[Records]
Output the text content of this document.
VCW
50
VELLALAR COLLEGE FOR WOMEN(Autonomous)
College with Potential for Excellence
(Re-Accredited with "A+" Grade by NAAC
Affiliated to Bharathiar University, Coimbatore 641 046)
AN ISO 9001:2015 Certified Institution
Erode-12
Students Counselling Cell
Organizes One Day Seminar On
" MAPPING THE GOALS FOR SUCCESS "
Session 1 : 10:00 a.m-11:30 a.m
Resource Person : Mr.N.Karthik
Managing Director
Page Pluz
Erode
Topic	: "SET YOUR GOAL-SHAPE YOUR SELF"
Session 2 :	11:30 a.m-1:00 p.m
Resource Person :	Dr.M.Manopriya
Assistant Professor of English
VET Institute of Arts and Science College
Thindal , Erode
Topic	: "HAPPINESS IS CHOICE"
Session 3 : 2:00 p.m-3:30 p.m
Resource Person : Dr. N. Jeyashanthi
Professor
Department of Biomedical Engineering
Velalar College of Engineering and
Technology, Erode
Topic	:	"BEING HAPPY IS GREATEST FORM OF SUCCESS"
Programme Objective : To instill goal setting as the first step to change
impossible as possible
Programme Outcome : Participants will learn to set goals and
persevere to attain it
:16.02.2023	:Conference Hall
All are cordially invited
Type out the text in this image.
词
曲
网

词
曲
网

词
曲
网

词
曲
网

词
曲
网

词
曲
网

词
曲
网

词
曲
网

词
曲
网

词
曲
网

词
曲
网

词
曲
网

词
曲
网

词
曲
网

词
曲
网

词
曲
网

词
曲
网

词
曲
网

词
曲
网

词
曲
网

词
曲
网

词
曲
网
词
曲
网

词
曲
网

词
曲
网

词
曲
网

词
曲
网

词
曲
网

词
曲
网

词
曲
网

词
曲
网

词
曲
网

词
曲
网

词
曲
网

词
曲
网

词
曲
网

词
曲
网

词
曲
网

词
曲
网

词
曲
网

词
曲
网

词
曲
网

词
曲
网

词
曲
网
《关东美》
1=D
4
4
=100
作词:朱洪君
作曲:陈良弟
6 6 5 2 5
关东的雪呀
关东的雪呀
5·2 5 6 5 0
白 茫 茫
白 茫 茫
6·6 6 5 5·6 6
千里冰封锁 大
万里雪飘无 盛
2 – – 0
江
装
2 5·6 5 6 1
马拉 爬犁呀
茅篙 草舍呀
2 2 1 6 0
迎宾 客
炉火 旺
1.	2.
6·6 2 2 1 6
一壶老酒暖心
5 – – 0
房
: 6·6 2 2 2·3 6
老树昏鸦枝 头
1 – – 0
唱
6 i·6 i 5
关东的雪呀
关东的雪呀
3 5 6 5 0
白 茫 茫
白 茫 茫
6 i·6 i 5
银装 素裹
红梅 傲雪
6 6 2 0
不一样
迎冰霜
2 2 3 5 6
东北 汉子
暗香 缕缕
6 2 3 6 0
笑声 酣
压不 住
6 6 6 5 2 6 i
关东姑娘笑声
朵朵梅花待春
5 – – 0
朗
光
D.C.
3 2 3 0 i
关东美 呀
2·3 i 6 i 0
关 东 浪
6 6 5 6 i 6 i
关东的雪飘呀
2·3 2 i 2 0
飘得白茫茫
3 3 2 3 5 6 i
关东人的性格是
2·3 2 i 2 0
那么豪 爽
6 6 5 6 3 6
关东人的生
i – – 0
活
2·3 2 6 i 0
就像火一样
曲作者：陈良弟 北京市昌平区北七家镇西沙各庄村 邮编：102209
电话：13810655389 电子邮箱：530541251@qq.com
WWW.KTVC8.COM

◆ **Written exercise**
In the entries above, identify each line that includes the string "Topic", then copy it.

◆ **Solution for this exercise**
Topic	: "SET YOUR GOAL-SHAPE YOUR SELF"
Topic	: "HAPPINESS IS CHOICE"
Topic	:	"BEING HAPPY IS GREATEST FORM OF SUCCESS"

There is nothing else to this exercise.